**Requirements:**
Restate the whole of the material. Keep every word, and drop the pictures.

**Extracted entries:**

— START —

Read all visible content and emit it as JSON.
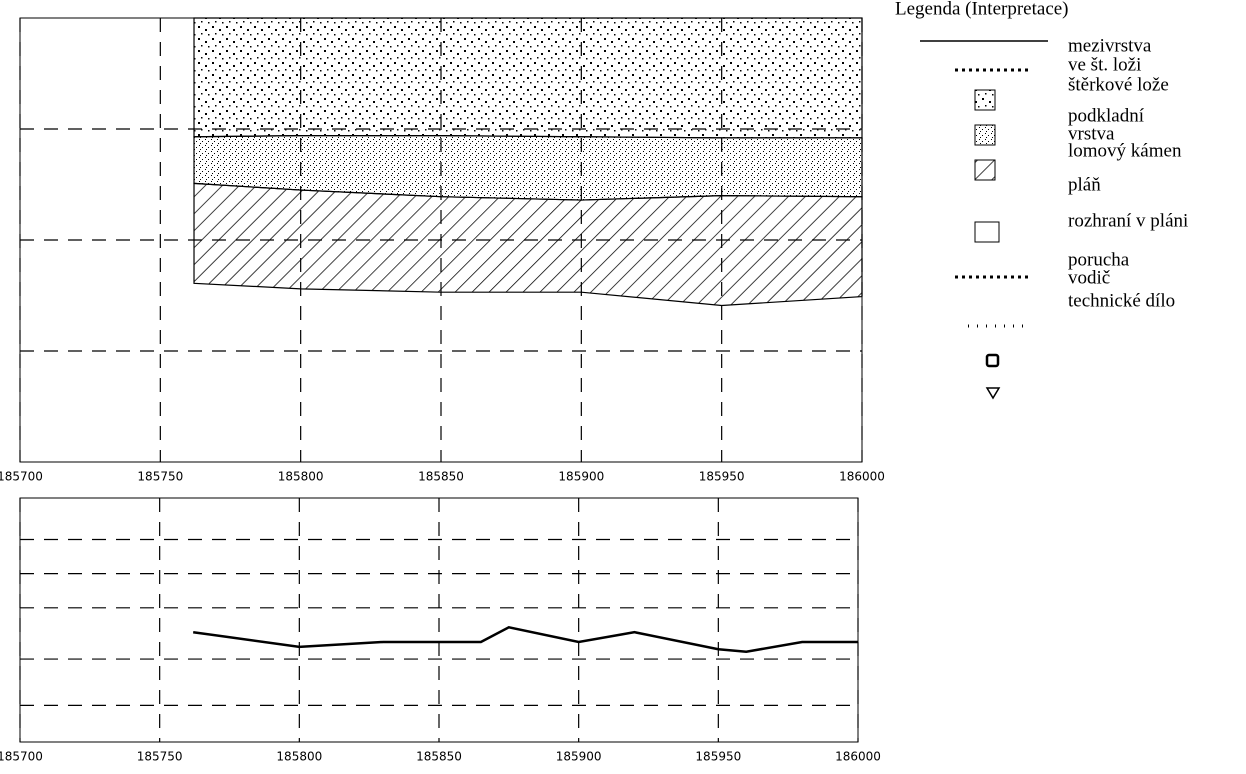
{
  "chart_data": [
    {
      "type": "layers",
      "x": [
        185762,
        185800,
        185850,
        185900,
        185950,
        186000
      ],
      "layers": [
        {
          "fill": "dots",
          "values": [
            2.93,
            2.94,
            2.94,
            2.93,
            2.92,
            2.92
          ]
        },
        {
          "fill": "stipple",
          "values": [
            2.51,
            2.45,
            2.39,
            2.36,
            2.4,
            2.39
          ]
        },
        {
          "fill": "hatch",
          "values": [
            1.61,
            1.56,
            1.53,
            1.53,
            1.41,
            1.49
          ]
        }
      ],
      "xlim": [
        185700,
        186000
      ],
      "xticks": [
        185700,
        185750,
        185800,
        185850,
        185900,
        185950,
        186000
      ],
      "ylim": [
        0,
        4
      ],
      "yticks": [
        1,
        2,
        3
      ],
      "grid": true
    },
    {
      "type": "line",
      "x": [
        185762,
        185800,
        185830,
        185850,
        185865,
        185875,
        185900,
        185920,
        185950,
        185960,
        185980,
        186000
      ],
      "values": [
        0.45,
        0.39,
        0.41,
        0.41,
        0.41,
        0.47,
        0.41,
        0.45,
        0.38,
        0.37,
        0.41,
        0.41
      ],
      "color": "#000000",
      "xlim": [
        185700,
        186000
      ],
      "xticks": [
        185700,
        185750,
        185800,
        185850,
        185900,
        185950,
        186000
      ],
      "ylim": [
        0,
        1
      ],
      "yticks": [
        0.15,
        0.34,
        0.55,
        0.69,
        0.83
      ],
      "grid": true
    }
  ],
  "legend": {
    "title": "Legenda (Interpretace)",
    "items": [
      "mezivrstva",
      "ve št. loži",
      "štěrkové lože",
      "podkladní",
      "vrstva",
      "lomový kámen",
      "pláň",
      "rozhraní v pláni",
      "porucha",
      "vodič",
      "technické dílo"
    ]
  }
}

— END —

**Task result:**
Read all visible content and emit it as JSON.
{
  "chart_data": [
    {
      "type": "layers",
      "x": [
        185762,
        185800,
        185850,
        185900,
        185950,
        186000
      ],
      "layers": [
        {
          "fill": "dots",
          "values": [
            2.93,
            2.94,
            2.94,
            2.93,
            2.92,
            2.92
          ]
        },
        {
          "fill": "stipple",
          "values": [
            2.51,
            2.45,
            2.39,
            2.36,
            2.4,
            2.39
          ]
        },
        {
          "fill": "hatch",
          "values": [
            1.61,
            1.56,
            1.53,
            1.53,
            1.41,
            1.49
          ]
        }
      ],
      "xlim": [
        185700,
        186000
      ],
      "xticks": [
        185700,
        185750,
        185800,
        185850,
        185900,
        185950,
        186000
      ],
      "ylim": [
        0,
        4
      ],
      "yticks": [
        1,
        2,
        3
      ],
      "grid": true
    },
    {
      "type": "line",
      "x": [
        185762,
        185800,
        185830,
        185850,
        185865,
        185875,
        185900,
        185920,
        185950,
        185960,
        185980,
        186000
      ],
      "values": [
        0.45,
        0.39,
        0.41,
        0.41,
        0.41,
        0.47,
        0.41,
        0.45,
        0.38,
        0.37,
        0.41,
        0.41
      ],
      "color": "#000000",
      "xlim": [
        185700,
        186000
      ],
      "xticks": [
        185700,
        185750,
        185800,
        185850,
        185900,
        185950,
        186000
      ],
      "ylim": [
        0,
        1
      ],
      "yticks": [
        0.15,
        0.34,
        0.55,
        0.69,
        0.83
      ],
      "grid": true
    }
  ],
  "legend": {
    "title": "Legenda (Interpretace)",
    "items": [
      "mezivrstva",
      "ve št. loži",
      "štěrkové lože",
      "podkladní",
      "vrstva",
      "lomový kámen",
      "pláň",
      "rozhraní v pláni",
      "porucha",
      "vodič",
      "technické dílo"
    ]
  }
}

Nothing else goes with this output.